_SELECTION_.
=======
# Clinton river tomarrow.



## Jdixon23 (Jan 29, 2013)

Gonna go take the girlfriend to the Clinton tomarrow and try to get her on her first steelhead. 


Posted using Outdoor Hub Campfire


----------



## Jdixon23 (Jan 29, 2013)

Hoping that the rain and run off we got yesterday brought up so fresh fish.


Posted using Outdoor Hub Campfire


----------



## clintonking2.0 (Apr 19, 2011)

Does she like chocolate milk?


----------



## Jdixon23 (Jan 29, 2013)

clintonking2.0 said:


> Does she like chocolate milk?


Haha the river that bad? Try to pm you but your inbox is full.


Posted using Outdoor Hub Campfire


----------



## jacks300ultra (Mar 24, 2011)

Jdixon23 said:


> Haha the river that bad? Try to pm you but your inbox is full.
> 
> 
> Posted using Outdoor Hub Campfire


Well it definatly wasn't good as of yesterday. The river was flowing not to bad but you couldn't see 6 inches into the river. I'd wait till saturday to make the trip if it were me. But good luck to you, let us know how you do. :-D

Sent from my SCH-I535 using Ohub Campfire mobile app


----------



## Jdixon23 (Jan 29, 2013)

jacks300ultra said:


> Well it definatly wasn't good as of yesterday. The river was flowing not to bad but you couldn't see 6 inches into the river. I'd wait till saturday to make the trip if it were me. But good luck to you, let us know how you do. :-D
> 
> Sent from my SCH-I535 using Ohub Campfire mobile app


Oh yea that is pretty muddy right there. I only live 25 min away I might take a trip down there to check it out anyways. Thanks for the info.


Posted using Outdoor Hub Campfire


----------



## Thejeepguy08 (Feb 19, 2014)

I'll be out there tomorrow. I love 5 minutes away.


----------



## Jdixon23 (Jan 29, 2013)

Hell yea what time you gonna be there?


Posted using Outdoor Hub Campfire


----------



## clintonking2.0 (Apr 19, 2011)

Jdixon23 said:


> Haha the river that bad? Try to pm you but your inbox is full.
> 
> 
> Posted using Outdoor Hub Campfire


Inbox cleared


----------



## jacks300ultra (Mar 24, 2011)

Thejeepguy08 said:


> I'll be out there tomorrow. I love 5 minutes away.
=======
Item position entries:
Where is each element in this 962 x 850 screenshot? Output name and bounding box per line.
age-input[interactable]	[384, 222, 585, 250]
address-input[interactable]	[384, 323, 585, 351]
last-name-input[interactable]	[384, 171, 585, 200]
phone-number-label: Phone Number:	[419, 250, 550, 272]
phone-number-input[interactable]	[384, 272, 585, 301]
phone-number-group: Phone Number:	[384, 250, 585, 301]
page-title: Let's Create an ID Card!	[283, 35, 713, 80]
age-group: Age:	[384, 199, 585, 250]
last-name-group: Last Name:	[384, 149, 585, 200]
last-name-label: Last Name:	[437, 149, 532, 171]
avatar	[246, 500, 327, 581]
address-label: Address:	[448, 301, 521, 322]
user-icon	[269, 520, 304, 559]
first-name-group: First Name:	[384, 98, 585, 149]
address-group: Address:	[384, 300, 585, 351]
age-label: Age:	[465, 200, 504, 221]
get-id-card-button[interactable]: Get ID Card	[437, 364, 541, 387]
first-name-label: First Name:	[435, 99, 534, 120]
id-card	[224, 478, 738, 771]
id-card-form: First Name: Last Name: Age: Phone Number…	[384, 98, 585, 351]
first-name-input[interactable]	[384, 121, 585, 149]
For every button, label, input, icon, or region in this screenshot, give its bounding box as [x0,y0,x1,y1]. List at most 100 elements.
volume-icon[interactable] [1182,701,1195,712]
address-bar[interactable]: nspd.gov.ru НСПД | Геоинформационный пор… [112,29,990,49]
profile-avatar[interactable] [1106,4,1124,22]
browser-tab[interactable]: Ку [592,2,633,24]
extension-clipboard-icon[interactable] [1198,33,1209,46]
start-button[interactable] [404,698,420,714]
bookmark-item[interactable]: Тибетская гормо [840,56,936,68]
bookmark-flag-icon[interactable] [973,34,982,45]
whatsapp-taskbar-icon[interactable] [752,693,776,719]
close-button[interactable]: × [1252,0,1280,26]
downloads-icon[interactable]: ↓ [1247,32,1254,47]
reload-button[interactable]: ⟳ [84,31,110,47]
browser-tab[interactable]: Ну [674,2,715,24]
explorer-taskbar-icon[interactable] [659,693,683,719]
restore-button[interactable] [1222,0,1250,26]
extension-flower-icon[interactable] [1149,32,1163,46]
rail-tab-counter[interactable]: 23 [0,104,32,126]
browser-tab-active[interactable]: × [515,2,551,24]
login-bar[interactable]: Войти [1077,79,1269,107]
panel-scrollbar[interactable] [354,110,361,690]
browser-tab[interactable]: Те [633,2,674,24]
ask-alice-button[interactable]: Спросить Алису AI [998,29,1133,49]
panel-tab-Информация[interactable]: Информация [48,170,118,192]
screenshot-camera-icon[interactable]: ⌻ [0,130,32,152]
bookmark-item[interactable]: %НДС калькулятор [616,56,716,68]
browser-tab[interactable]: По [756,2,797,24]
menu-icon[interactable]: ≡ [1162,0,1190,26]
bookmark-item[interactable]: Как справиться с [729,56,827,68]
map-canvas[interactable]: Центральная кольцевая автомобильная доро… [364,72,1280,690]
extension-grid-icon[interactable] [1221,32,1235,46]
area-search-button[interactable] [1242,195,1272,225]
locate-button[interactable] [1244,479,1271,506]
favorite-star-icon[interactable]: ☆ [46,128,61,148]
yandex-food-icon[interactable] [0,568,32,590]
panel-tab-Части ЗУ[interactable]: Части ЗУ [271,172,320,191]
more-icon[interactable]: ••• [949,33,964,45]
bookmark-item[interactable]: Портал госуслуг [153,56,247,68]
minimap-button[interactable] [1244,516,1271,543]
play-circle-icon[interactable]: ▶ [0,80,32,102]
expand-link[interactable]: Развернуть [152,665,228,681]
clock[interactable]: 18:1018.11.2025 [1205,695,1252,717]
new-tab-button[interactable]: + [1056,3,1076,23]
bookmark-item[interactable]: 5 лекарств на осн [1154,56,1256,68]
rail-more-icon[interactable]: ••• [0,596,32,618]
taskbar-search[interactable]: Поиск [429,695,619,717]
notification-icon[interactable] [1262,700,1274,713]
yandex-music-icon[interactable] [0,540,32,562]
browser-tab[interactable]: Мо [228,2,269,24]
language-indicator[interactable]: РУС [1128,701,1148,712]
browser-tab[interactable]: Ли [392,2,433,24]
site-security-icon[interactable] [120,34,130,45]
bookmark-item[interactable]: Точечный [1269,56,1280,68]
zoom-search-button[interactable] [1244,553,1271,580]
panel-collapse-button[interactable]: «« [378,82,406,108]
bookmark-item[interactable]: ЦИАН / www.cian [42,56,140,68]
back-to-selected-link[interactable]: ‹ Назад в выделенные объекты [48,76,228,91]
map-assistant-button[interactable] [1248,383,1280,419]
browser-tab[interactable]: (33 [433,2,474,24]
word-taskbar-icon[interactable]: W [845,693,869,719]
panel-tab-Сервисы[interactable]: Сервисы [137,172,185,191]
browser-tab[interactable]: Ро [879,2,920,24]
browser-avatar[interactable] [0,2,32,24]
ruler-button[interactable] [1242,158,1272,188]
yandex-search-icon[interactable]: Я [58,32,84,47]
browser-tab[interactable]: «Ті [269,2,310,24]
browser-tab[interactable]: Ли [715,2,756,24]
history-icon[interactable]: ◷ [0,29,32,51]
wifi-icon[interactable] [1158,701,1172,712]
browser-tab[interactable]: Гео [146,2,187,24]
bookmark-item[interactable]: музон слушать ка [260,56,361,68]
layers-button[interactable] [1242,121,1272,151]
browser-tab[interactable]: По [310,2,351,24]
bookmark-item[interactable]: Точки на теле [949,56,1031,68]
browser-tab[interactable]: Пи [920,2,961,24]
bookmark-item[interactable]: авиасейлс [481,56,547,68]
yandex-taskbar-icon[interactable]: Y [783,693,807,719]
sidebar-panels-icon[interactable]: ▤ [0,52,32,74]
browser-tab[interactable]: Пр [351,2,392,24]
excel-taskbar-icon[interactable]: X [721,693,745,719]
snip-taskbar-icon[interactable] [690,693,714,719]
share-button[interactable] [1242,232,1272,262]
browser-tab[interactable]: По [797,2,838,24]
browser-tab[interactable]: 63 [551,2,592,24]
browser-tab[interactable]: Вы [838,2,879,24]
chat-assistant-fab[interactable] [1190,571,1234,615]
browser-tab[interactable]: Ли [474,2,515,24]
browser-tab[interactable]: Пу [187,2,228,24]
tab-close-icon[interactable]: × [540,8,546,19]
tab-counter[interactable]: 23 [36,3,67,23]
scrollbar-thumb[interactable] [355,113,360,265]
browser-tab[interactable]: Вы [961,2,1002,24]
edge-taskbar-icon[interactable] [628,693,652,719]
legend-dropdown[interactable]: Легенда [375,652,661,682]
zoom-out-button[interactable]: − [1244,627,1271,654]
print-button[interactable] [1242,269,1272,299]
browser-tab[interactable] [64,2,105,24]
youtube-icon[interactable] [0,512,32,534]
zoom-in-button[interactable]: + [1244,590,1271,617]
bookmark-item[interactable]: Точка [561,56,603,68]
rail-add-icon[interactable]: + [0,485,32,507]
=======
_REQUIRED TASK A_. Edit the Clinton River thread starting at "Oh yea that" and ending at "(Feb 19, 2014)", replacing "muddy" with "murky".
_REQUIRED TASK B_. Name every username that appears as the author heading a post in the Clinton River thread.
These records were taken from a separate source.

_FINAL ANSWER A_.
Oh yea that is pretty murky right there. I only live 25 min away I might take a trip down there to check it out anyways. Thanks for the info.


Posted using Outdoor Hub Campfire


----------



## Thejeepguy08 (Feb 19, 2014)

_FINAL ANSWER B_. Jdixon23, clintonking2.0, jacks300ultra, Thejeepguy08